▸ **Instruction**:
Gather all lines with "this" from the records.

▸ **Task inputs**:
---+---
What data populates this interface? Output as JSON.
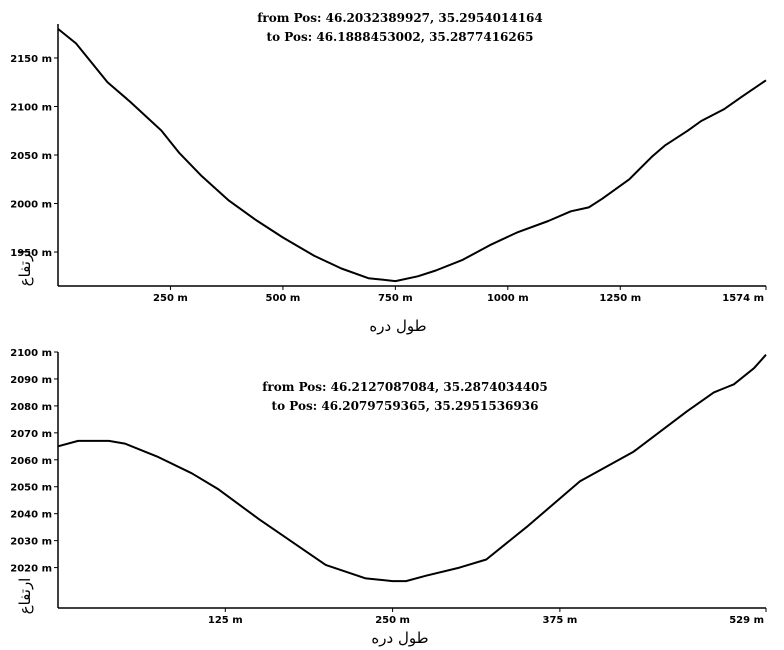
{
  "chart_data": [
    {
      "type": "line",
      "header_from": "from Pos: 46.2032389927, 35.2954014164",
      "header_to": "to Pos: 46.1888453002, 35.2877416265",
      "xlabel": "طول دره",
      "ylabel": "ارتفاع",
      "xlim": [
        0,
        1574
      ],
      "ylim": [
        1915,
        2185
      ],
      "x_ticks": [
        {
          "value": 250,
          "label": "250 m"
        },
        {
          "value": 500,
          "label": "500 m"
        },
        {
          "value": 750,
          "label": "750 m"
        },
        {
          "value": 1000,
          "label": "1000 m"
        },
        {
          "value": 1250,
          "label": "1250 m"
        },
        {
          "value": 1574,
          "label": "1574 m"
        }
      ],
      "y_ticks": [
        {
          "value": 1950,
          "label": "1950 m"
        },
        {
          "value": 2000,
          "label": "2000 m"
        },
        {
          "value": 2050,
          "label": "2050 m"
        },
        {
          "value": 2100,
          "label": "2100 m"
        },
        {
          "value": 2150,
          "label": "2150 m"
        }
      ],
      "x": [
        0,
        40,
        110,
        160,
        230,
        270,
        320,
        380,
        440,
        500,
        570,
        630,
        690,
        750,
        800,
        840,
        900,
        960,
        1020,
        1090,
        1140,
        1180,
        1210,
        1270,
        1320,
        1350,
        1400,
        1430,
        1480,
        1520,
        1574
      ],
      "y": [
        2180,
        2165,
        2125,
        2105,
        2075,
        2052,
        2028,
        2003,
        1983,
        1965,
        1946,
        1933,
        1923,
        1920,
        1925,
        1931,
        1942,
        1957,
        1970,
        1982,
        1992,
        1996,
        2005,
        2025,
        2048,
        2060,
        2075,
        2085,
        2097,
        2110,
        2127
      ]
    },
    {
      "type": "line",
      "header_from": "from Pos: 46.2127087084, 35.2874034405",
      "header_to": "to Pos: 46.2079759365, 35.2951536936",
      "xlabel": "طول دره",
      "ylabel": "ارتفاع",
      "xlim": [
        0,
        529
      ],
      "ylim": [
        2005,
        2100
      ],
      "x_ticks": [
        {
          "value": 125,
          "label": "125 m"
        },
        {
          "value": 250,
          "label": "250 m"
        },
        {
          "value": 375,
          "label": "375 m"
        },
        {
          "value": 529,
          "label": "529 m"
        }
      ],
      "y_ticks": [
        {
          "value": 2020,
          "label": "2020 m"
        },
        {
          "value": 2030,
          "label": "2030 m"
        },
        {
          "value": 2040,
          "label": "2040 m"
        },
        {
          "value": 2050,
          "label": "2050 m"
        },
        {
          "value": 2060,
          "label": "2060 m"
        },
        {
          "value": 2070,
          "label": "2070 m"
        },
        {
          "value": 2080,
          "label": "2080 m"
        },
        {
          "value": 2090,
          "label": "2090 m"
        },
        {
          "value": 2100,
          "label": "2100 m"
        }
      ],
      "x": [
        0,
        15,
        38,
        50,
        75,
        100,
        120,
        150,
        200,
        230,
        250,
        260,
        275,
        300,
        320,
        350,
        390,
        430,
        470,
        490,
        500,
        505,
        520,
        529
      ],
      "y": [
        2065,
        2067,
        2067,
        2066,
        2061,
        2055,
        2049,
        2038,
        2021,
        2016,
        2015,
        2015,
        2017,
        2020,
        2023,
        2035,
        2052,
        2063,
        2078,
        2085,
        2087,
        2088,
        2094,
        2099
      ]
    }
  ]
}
---+---
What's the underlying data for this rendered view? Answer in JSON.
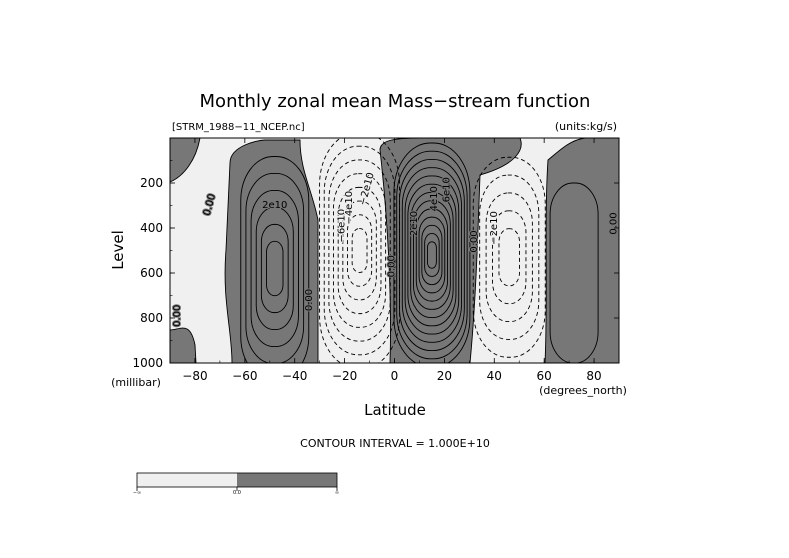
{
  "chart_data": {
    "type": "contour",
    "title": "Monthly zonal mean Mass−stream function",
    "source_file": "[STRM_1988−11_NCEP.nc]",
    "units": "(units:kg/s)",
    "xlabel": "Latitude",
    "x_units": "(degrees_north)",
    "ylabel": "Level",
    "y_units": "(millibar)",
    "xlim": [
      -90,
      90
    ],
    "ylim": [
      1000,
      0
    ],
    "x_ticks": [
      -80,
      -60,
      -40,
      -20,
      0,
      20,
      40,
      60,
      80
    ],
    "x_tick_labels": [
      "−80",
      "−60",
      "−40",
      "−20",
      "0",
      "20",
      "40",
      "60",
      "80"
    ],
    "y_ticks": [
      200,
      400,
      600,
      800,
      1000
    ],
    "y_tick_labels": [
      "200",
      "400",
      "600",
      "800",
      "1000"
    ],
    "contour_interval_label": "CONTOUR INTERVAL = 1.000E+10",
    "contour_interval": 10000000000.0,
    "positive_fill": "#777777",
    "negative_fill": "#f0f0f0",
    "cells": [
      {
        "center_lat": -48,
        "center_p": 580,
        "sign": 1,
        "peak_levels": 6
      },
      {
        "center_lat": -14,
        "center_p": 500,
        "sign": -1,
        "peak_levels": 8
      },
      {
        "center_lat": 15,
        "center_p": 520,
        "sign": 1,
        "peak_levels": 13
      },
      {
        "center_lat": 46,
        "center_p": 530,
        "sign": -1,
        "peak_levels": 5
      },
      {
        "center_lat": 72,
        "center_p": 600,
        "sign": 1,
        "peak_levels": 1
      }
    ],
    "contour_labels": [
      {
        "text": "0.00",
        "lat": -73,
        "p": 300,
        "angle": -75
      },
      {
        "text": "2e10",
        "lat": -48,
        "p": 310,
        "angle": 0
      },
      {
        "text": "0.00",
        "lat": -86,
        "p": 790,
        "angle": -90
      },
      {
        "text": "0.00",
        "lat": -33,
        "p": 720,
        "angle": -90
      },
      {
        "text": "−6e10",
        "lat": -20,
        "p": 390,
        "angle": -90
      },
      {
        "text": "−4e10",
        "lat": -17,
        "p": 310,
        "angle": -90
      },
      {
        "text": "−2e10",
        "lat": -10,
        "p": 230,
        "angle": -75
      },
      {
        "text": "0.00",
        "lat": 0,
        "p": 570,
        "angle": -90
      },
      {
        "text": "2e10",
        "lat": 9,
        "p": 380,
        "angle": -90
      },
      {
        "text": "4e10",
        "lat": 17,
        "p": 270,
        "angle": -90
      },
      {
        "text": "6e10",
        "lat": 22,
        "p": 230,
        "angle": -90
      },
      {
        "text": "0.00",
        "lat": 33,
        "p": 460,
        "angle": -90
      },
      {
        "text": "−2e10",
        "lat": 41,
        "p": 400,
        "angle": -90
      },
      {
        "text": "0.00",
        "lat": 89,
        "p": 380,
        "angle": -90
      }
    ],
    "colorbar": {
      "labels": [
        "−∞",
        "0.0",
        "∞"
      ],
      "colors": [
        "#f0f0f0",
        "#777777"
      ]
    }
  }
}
---+---
▸ **Complete response**:
What data populates this interface? Output as JSON.
What's the underlying data for this rendered view? Answer in JSON.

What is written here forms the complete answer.